*What is being asked*. Identify and reproduce every line holding the string "verdad".

*Supplied records*.
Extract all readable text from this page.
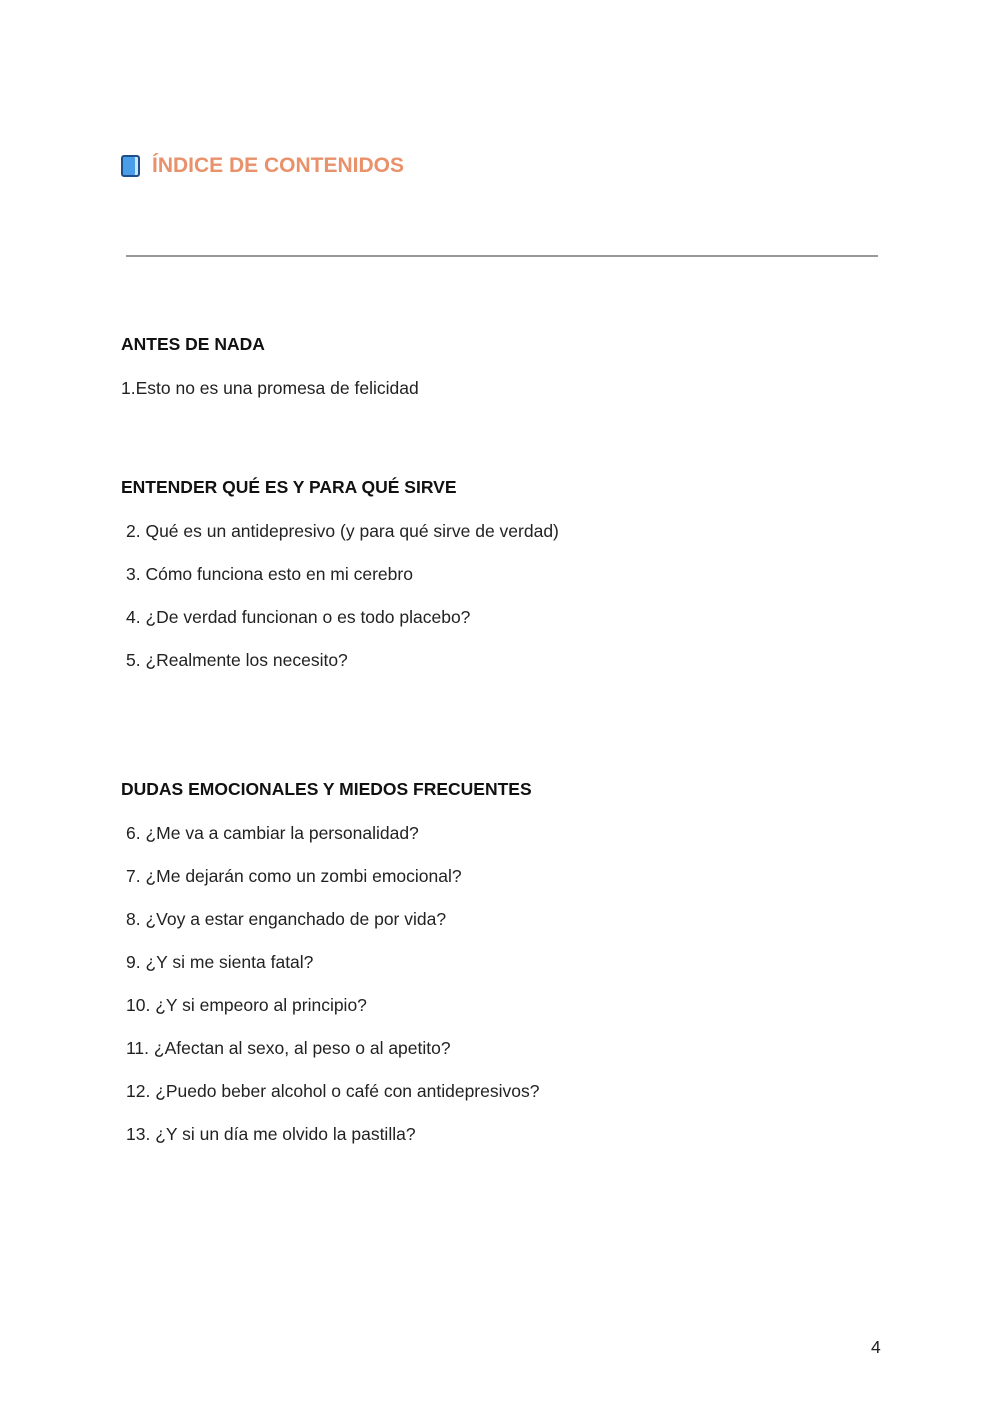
ÍNDICE DE CONTENIDOS
ANTES DE NADA
1.Esto no es una promesa de felicidad
ENTENDER QUÉ ES Y PARA QUÉ SIRVE
2. Qué es un antidepresivo (y para qué sirve de verdad)
3. Cómo funciona esto en mi cerebro
4. ¿De verdad funcionan o es todo placebo?
5. ¿Realmente los necesito?
DUDAS EMOCIONALES Y MIEDOS FRECUENTES
6. ¿Me va a cambiar la personalidad?
7. ¿Me dejarán como un zombi emocional?
8. ¿Voy a estar enganchado de por vida?
9. ¿Y si me sienta fatal?
10. ¿Y si empeoro al principio?
11. ¿Afectan al sexo, al peso o al apetito?
12. ¿Puedo beber alcohol o café con antidepresivos?
13. ¿Y si un día me olvido la pastilla?
4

*Exercise output*.
2. Qué es un antidepresivo (y para qué sirve de verdad)
4. ¿De verdad funcionan o es todo placebo?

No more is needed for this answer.